----- THE DATA -----

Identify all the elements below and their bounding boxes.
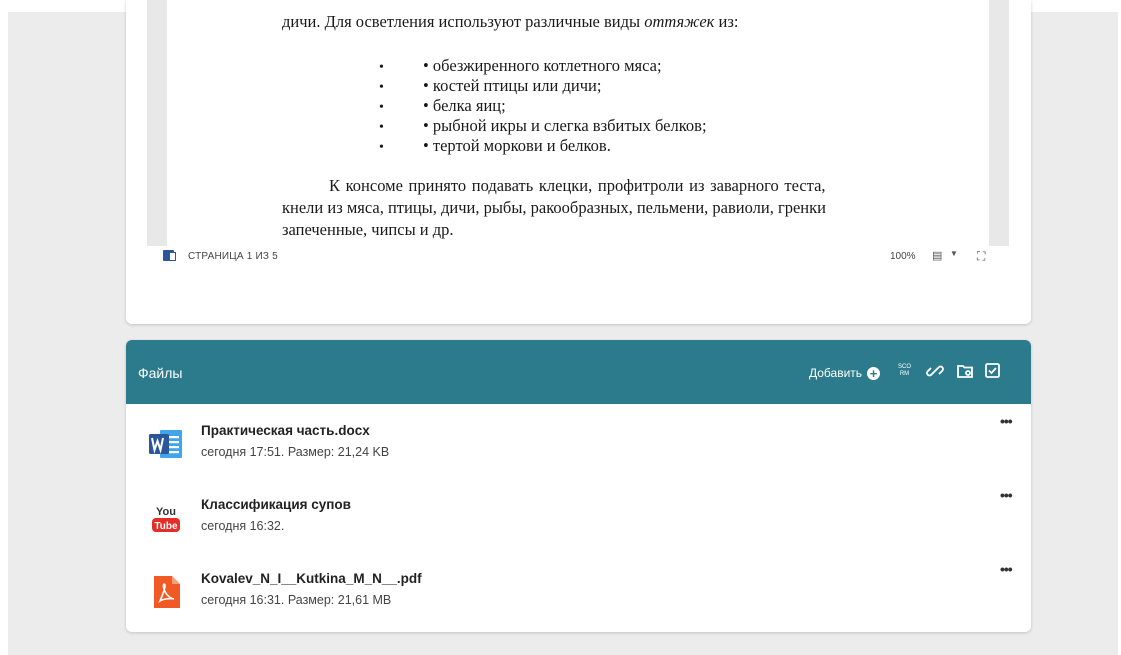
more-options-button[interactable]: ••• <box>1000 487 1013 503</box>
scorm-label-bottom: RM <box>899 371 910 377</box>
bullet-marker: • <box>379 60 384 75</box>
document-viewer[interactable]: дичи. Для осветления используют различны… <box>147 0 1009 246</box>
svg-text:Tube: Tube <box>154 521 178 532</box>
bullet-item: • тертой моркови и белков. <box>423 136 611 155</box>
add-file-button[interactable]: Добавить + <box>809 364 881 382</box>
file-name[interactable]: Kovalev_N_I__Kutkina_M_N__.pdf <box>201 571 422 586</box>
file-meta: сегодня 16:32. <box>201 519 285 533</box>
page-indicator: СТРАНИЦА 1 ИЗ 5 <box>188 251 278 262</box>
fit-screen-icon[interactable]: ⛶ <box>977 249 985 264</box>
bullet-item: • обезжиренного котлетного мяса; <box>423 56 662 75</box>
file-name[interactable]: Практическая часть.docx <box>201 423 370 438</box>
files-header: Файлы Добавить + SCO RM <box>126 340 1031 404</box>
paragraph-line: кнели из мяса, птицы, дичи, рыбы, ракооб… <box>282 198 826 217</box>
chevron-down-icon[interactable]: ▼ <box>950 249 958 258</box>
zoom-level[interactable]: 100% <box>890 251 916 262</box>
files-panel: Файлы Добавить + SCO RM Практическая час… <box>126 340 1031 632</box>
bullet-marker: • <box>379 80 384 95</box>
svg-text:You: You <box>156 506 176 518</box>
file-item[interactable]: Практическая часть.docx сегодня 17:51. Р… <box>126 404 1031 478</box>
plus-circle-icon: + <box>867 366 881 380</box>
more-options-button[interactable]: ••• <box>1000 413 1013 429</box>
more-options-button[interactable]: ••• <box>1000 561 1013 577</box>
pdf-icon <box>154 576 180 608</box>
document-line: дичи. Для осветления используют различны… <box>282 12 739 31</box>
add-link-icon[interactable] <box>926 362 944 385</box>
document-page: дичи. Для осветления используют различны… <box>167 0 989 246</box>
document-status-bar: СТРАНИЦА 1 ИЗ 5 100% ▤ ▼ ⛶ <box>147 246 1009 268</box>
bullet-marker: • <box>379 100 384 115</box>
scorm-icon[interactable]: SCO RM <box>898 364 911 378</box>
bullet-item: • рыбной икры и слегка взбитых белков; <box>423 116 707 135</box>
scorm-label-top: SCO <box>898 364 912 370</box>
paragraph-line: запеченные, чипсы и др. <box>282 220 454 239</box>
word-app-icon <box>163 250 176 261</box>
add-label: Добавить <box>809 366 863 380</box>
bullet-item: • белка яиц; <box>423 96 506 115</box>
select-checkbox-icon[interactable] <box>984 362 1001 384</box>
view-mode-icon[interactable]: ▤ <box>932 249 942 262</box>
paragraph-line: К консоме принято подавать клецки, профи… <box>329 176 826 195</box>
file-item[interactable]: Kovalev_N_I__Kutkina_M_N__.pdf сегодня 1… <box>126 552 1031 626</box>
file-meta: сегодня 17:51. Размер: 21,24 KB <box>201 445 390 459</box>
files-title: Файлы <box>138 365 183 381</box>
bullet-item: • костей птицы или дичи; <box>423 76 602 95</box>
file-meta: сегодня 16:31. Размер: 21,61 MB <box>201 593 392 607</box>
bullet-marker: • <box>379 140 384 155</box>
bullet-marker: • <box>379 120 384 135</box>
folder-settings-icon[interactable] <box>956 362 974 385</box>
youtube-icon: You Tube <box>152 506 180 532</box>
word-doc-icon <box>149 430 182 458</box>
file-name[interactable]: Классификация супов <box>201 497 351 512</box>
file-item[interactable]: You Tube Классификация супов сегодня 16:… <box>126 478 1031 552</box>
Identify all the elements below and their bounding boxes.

-----
----- THE DATA -----

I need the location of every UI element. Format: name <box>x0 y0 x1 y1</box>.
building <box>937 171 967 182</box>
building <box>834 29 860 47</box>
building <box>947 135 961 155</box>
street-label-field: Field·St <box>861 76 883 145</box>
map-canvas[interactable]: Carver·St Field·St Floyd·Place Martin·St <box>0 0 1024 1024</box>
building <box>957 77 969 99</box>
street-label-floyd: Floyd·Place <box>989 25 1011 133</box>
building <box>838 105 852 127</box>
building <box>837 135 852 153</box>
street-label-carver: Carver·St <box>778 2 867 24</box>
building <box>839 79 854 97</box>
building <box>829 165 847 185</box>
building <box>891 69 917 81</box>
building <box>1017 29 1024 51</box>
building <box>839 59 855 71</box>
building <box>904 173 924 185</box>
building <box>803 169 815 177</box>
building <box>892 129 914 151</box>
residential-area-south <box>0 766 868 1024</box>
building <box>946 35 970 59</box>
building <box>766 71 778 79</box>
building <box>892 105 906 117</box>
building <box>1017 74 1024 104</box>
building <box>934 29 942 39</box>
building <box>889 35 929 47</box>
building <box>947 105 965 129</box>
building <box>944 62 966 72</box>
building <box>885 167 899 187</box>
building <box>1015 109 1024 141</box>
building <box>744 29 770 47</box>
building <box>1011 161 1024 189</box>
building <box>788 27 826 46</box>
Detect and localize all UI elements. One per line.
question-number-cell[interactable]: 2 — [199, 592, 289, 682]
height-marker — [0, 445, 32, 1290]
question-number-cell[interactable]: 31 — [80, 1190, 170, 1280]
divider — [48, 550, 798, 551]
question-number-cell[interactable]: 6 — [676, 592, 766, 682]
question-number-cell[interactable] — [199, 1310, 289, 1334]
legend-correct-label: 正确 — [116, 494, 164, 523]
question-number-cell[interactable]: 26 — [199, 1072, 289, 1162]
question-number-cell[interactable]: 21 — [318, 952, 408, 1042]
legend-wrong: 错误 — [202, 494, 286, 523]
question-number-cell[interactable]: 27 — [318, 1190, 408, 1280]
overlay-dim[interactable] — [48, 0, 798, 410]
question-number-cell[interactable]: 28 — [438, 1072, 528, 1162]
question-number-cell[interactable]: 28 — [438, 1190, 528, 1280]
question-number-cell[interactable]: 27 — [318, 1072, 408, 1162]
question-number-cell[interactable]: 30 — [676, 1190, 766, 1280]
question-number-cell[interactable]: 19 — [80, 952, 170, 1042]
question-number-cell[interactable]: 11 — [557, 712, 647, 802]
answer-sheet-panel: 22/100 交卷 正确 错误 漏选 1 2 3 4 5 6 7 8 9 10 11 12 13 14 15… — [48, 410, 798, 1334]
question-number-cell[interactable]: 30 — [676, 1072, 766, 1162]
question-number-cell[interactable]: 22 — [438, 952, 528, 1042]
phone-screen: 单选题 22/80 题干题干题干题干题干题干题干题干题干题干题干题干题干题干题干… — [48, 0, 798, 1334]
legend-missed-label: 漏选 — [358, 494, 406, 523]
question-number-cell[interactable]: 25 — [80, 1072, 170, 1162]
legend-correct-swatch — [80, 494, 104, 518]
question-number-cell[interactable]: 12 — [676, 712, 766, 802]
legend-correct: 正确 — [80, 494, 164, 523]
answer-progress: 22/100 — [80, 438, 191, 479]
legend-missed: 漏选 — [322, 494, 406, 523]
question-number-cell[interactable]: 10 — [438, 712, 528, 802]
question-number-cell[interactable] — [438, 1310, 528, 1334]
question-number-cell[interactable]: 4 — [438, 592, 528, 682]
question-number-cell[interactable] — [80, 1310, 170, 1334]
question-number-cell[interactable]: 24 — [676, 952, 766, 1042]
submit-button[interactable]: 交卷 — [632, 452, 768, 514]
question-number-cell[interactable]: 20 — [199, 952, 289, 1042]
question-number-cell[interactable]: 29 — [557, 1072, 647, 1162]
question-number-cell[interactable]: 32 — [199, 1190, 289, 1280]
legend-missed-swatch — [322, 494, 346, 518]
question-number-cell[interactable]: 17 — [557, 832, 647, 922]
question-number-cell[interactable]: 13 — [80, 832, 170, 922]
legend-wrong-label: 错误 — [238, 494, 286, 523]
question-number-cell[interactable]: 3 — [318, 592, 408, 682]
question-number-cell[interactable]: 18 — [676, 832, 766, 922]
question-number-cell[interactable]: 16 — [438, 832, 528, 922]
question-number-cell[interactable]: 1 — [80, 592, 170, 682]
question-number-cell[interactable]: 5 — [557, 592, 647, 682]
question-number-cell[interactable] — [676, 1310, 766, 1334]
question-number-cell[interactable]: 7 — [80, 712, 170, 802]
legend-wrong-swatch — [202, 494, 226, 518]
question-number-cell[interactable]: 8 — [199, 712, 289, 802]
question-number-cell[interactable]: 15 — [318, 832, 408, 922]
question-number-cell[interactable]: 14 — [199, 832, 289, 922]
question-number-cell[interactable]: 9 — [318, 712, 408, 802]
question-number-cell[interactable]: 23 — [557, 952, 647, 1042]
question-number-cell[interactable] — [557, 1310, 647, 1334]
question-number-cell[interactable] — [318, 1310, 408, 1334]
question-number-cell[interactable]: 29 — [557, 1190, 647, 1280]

-----

• _WHAT THE EXERCISE ASKS_
Rewrite the records from the line containing "I need the location" through the line containing "question-number-cell[interactable]: 27 — [318, 1072, 408, 1162]" as a Markdown table with two columns, Row and Text, giving each line its row number and leaving out blank lines.

• _TASK RESULT_
| Row | Text |
|---|---|
| 1 | I need the location of every UI element. Format: name <box>x0 y0 x1 y1</box>. |
| 2 | building <box>937 171 967 182</box> |
| 3 | building <box>834 29 860 47</box> |
| 4 | building <box>947 135 961 155</box> |
| 5 | street-label-field: Field·St <box>861 76 883 145</box> |
| 6 | map-canvas[interactable]: Carver·St Field·St Floyd·Place Martin·St <box>0 0 1024 1024</box> |
| 7 | building <box>957 77 969 99</box> |
| 8 | street-label-floyd: Floyd·Place <box>989 25 1011 133</box> |
| 9 | building <box>838 105 852 127</box> |
| 10 | building <box>837 135 852 153</box> |
| 11 | street-label-carver: Carver·St <box>778 2 867 24</box> |
| 12 | building <box>839 79 854 97</box> |
| 13 | building <box>829 165 847 185</box> |
| 14 | building <box>891 69 917 81</box> |
| 15 | building <box>1017 29 1024 51</box> |
| 16 | building <box>839 59 855 71</box> |
| 17 | building <box>904 173 924 185</box> |
| 18 | building <box>803 169 815 177</box> |
| 19 | building <box>892 129 914 151</box> |
| 20 | residential-area-south <box>0 766 868 1024</box> |
| 21 | building <box>946 35 970 59</box> |
| 22 | building <box>766 71 778 79</box> |
| 23 | building <box>892 105 906 117</box> |
| 24 | building <box>1017 74 1024 104</box> |
| 25 | building <box>934 29 942 39</box> |
| 26 | building <box>889 35 929 47</box> |
| 27 | building <box>947 105 965 129</box> |
| 28 | building <box>944 62 966 72</box> |
| 29 | building <box>885 167 899 187</box> |
| 30 | building <box>1015 109 1024 141</box> |
| 31 | building <box>744 29 770 47</box> |
| 32 | building <box>1011 161 1024 189</box> |
| 33 | building <box>788 27 826 46</box> |
| 34 | Detect and localize all UI elements. One per line. |
| 35 | question-number-cell[interactable]: 2 — [199, 592, 289, 682] |
| 36 | height-marker — [0, 445, 32, 1290] |
| 37 | question-number-cell[interactable]: 31 — [80, 1190, 170, 1280] |
| 38 | divider — [48, 550, 798, 551] |
| 39 | question-number-cell[interactable]: 6 — [676, 592, 766, 682] |
| 40 | question-number-cell[interactable] — [199, 1310, 289, 1334] |
| 41 | legend-correct-label: 正确 — [116, 494, 164, 523] |
| 42 | question-number-cell[interactable]: 26 — [199, 1072, 289, 1162] |
| 43 | question-number-cell[interactable]: 21 — [318, 952, 408, 1042] |
| 44 | legend-wrong: 错误 — [202, 494, 286, 523] |
| 45 | question-number-cell[interactable]: 27 — [318, 1190, 408, 1280] |
| 46 | overlay-dim[interactable] — [48, 0, 798, 410] |
| 47 | question-number-cell[interactable]: 28 — [438, 1072, 528, 1162] |
| 48 | question-number-cell[interactable]: 28 — [438, 1190, 528, 1280] |
| 49 | question-number-cell[interactable]: 27 — [318, 1072, 408, 1162] |